• ИСХОДНЫЙ ТЕКСТ:
____

Вопрос удовлетворения голода является главным фактором жизни в советской тюрьме. Делаются научные вычисления, опыты, люди выдумывают «аксиомы сытости». Одни съедают хлеб сразу же, все 450 граммов, засыпав его сахаром. Они утверждают, что необходимо заполнить весь желудок и заставить его усиленно работать, пользуясь максимумом желудочного сока. Другие крошат 450 граммов хлеба в воду и выжидают, пока он не превратится в жидкую кашу. Уверяют, что в таком виде хлеб дает самый большой процент питания. Третьи разрывают хлеб на множество кусочков и жуют его в течение всего дня. Но 450 граммов остаются 450 граммами, и самообман не помогает.
Чтобы убить время, люди ложатся на койки, заворачиваются с головой в одеяло и мечтают. Мечтают о хлебе. Хоть раз еще в жизни, хоть перед смертью, но наесться хлеба до отвала. Даже не свежего, не душистого и пушистого, а любого, черного, с отрубями.
В Бутырках я еще не был таким изголодавшимся волком. Мой желудок все еще находился под контролем разума, но я не могу забыть один случай из моей жизни «там».
Я попал в Сиблаг МВД, у города Мариинска, в пересыльный лагерь «Мар-распред» (Мариинский распределительный пункт). Старые заключенные встретили меня в высшей степени приветливо. Старая артистка Мариинского Театра в Ленинграде, Лидия Михайловна Жуковская, знавшая моего отца в молодости, еще по Лейб-Казачьему полку, страшно обрадовалась нашей встрече. Она знала, что такое голод, сама голодав не раз, и, увидев меня, не могла не заметить, что я стою на границе полного физического краха. В те дни я действительно был «фитилем» или «доходягой».
Лидия Михайловна отозвала меня в сторону и, деликатная и добрая, не желая меня смутить (кто уж смущался в лагерях на положении «огарков»), шепнула:
— Николай Николаевич, дорогой! — вам достала немного покушать. Ешьте, не стесняйтесь. Мы здесь. в лучшем положении. Пища, конечно, не очень аппетитная, но ее вдоволь. Здесь публика вся своя. Свои лагерники, сжившиеся и верные. Идите и ешьте вволю.
Меня подвели к ведру в десять литров, полному лагерного супа, так называемой баланды, из картофеля и капусты. Рядом стояло второе ведро, до половины полное овсяной каши. Конечно, без масла. И дальше — 4 куска хлеба, по 850 граммов каждый.
Я сел и стал есть. Я ел. Ел. Ел.
Мне никто не поверит! Но я ел с передышкой, с легким отдыхом, с небольшими паузами, и я съел все это богатство! Как я себя чувствовал после этого пиршества, не буду говорить. Но умереть я не умер, и у меня не произошло прободения желудка или заворота кишок.

____

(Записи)
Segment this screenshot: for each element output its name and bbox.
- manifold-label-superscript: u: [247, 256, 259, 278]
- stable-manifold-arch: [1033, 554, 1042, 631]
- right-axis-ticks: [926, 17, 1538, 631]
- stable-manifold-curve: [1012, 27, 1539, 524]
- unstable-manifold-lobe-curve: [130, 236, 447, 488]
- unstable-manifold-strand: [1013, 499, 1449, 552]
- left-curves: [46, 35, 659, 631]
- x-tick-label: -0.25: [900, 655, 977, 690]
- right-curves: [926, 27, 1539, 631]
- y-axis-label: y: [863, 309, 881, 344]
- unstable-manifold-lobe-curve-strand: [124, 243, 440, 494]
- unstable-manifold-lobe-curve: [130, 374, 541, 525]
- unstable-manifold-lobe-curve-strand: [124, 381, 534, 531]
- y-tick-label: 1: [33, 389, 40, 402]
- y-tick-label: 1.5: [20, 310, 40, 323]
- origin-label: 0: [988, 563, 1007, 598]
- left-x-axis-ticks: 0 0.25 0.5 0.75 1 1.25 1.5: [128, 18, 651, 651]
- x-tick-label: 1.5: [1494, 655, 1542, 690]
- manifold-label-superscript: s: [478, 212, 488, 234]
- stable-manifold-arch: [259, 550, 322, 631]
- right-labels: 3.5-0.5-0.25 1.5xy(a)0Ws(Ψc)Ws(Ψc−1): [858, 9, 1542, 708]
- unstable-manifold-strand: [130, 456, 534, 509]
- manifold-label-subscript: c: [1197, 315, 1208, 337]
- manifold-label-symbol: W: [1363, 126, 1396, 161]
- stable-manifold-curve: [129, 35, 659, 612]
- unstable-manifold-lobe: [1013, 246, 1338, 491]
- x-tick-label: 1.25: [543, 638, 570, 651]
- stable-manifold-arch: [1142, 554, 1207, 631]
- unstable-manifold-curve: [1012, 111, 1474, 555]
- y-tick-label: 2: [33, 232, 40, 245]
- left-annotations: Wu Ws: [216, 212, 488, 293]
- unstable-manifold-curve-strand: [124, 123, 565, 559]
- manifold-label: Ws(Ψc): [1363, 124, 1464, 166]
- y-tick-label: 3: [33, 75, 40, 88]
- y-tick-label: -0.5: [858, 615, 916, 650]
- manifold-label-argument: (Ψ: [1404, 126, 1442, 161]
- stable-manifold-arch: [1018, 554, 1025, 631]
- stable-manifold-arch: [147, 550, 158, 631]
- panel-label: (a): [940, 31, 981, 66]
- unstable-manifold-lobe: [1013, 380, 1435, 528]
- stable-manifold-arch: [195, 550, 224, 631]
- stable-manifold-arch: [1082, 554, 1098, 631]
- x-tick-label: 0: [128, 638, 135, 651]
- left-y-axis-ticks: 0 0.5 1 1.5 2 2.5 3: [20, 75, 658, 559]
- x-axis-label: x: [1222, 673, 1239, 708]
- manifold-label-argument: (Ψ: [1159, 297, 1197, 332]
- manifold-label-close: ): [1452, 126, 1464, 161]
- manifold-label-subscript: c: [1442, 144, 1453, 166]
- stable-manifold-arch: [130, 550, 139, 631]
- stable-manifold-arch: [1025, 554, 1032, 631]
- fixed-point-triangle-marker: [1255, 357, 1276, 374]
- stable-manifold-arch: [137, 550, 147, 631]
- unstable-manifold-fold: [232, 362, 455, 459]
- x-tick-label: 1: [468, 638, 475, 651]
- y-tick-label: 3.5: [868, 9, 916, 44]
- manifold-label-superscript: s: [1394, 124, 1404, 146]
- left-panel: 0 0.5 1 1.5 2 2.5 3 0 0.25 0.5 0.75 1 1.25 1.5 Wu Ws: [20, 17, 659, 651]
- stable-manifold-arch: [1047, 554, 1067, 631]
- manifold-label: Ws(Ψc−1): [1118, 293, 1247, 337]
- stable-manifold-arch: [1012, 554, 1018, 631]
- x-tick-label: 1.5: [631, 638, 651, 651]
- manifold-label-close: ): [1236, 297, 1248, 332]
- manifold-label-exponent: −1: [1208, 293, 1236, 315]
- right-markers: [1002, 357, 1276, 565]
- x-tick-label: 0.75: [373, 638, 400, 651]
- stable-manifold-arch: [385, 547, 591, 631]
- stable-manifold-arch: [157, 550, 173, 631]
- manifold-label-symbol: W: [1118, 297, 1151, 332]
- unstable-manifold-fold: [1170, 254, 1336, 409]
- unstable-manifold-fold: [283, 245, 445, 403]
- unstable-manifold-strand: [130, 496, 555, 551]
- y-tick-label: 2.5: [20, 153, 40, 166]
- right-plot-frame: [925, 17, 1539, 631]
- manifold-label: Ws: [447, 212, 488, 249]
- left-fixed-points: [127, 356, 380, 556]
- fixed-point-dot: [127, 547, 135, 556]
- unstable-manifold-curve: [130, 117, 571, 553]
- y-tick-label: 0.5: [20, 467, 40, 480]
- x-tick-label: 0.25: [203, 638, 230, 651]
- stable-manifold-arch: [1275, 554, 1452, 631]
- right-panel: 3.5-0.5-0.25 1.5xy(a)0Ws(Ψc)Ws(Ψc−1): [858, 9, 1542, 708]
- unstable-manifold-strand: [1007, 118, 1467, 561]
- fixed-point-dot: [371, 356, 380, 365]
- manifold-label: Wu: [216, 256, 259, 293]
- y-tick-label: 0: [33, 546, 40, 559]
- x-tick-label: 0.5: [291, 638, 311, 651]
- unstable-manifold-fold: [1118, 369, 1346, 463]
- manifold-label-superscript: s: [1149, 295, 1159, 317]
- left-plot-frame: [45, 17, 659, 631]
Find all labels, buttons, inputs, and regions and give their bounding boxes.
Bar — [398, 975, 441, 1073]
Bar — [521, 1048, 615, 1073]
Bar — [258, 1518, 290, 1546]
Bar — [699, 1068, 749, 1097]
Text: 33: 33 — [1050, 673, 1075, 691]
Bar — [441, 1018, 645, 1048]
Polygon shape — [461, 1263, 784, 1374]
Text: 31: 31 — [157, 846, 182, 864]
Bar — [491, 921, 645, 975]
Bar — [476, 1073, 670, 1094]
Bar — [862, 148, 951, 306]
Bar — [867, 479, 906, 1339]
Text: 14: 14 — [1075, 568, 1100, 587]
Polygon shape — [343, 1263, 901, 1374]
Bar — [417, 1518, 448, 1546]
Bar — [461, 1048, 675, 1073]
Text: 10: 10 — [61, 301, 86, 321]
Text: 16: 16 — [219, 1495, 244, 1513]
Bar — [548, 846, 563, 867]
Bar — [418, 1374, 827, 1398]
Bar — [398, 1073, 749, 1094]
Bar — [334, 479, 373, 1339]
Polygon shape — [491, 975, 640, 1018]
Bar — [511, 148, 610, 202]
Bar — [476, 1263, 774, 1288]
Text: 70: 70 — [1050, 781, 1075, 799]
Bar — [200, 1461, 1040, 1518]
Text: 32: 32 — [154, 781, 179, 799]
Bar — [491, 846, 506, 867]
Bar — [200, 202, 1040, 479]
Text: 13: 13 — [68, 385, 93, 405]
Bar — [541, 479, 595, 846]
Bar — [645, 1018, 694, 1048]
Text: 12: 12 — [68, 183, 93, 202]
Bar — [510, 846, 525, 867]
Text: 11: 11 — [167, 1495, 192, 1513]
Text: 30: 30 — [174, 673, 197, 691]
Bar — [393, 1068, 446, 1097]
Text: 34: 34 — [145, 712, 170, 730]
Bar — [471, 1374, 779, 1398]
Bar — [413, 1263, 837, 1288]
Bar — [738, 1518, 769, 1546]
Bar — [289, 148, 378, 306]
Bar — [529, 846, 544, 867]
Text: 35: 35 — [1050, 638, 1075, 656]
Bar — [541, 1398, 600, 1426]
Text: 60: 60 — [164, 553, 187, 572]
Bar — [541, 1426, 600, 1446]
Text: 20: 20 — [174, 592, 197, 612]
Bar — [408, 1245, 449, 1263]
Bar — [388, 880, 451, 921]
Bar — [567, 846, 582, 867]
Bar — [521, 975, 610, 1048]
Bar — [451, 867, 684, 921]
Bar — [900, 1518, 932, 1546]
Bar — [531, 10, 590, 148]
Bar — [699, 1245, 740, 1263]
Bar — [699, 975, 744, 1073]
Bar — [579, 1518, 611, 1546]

____

• ЗАДАНИЯ:
• 1. Согласуются ли с исходным текстом утверждения ниже? Для каждого ответьте «да» или «нет» и приведите дословно решающие слова текста.
(а) Лидия Михайловна Жуковская знала отца рассказчика в молодости.
(б) Овсяная каша во втором ведре была с маслом.
(в) В Бутырках рассказчик уже был изголодавшимся волком.
• 2. Перечислите все способы есть 450 граммов хлеба, которые описаны в исходном тексте.

• ПОЛНЫЕ ОТВЕТЫ:
• 1.
(а) Да: «знавшая моего отца в молодости».
(б) Нет: «Конечно, без масла.»
(в) Нет: «В Бутырках я еще не был таким изголодавшимся волком.»

• 2.
1. Съесть весь хлеб сразу, засыпав его сахаром.
2. Раскрошить хлеб в воду и выждать, пока он не превратится в жидкую кашу.
3. Разорвать хлеб на множество кусочков и жевать их в течение всего дня.